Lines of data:
= = = = = = =
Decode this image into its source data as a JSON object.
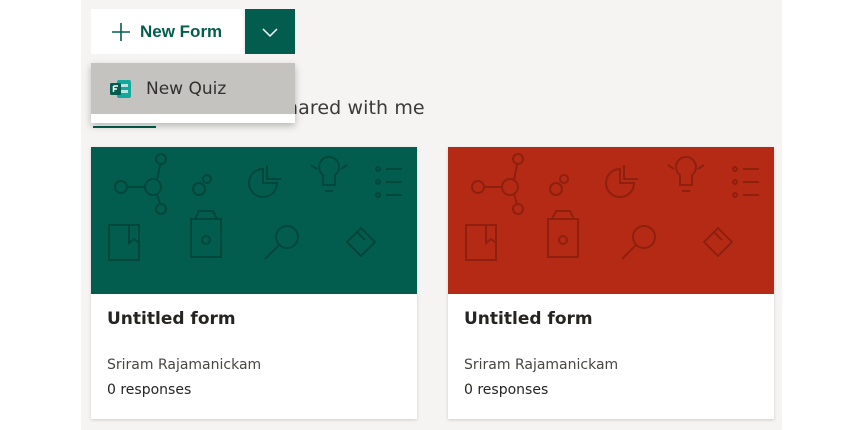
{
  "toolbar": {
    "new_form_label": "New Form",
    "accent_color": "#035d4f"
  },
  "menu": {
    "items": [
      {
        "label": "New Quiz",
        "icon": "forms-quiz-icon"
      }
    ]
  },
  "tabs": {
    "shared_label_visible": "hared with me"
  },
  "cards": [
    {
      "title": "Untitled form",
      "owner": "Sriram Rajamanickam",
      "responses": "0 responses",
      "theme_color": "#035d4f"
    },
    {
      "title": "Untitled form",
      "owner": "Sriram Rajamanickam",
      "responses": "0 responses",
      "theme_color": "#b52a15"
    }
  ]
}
= = = = = = =
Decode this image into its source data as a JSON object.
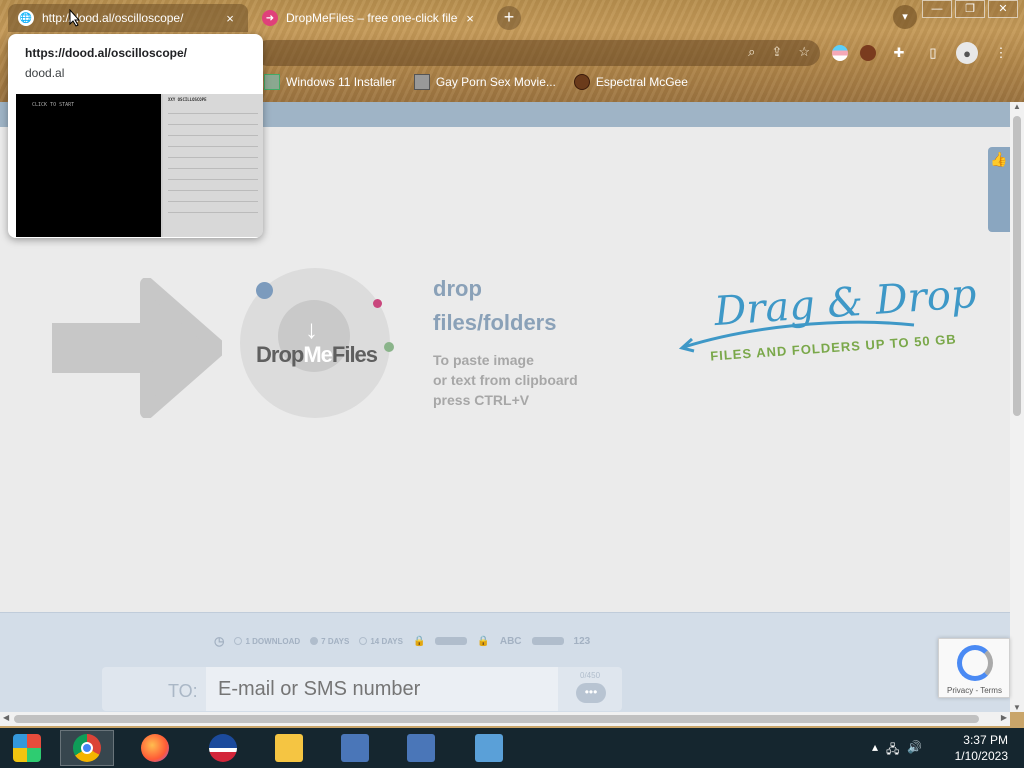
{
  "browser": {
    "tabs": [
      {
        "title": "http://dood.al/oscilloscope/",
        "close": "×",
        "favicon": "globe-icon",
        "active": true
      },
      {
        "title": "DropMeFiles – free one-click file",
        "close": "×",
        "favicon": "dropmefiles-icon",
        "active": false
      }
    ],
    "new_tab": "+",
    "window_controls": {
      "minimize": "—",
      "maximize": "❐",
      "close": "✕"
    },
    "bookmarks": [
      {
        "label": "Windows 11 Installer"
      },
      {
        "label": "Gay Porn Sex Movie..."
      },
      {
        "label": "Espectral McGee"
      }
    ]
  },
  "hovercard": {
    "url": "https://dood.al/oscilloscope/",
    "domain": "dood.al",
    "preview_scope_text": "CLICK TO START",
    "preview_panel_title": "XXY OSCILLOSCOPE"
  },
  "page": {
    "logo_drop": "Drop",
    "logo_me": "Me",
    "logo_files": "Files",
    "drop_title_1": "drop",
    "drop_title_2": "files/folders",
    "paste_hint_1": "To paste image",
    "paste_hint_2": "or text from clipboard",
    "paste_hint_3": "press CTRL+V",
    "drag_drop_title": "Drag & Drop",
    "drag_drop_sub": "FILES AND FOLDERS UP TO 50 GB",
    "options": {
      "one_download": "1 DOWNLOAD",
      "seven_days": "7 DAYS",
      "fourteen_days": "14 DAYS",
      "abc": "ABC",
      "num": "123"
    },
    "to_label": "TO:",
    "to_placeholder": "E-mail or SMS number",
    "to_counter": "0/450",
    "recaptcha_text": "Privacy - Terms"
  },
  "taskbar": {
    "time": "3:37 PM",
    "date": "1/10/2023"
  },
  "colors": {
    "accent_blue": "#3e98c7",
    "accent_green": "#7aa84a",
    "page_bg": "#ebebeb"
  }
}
= = = = = = =
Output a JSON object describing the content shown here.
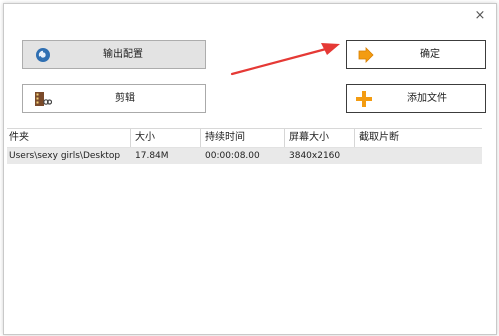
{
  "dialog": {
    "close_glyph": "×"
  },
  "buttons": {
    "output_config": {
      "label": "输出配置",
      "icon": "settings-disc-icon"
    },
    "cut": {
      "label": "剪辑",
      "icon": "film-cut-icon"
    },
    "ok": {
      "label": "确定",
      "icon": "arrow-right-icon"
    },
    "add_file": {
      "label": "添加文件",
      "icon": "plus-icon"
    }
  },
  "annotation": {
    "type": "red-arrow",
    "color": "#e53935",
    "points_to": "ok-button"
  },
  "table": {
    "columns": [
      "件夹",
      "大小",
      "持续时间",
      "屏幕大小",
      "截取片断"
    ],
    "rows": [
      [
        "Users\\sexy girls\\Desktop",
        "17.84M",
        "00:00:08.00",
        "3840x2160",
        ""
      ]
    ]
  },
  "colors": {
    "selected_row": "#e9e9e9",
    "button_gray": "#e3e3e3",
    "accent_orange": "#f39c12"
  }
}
= = = = = = =
Requirements:
Sift through the entries and copy every line with "favicon".

Result of the task:
        "favicon": "globe-icon",
        "favicon": "dropmefiles-icon",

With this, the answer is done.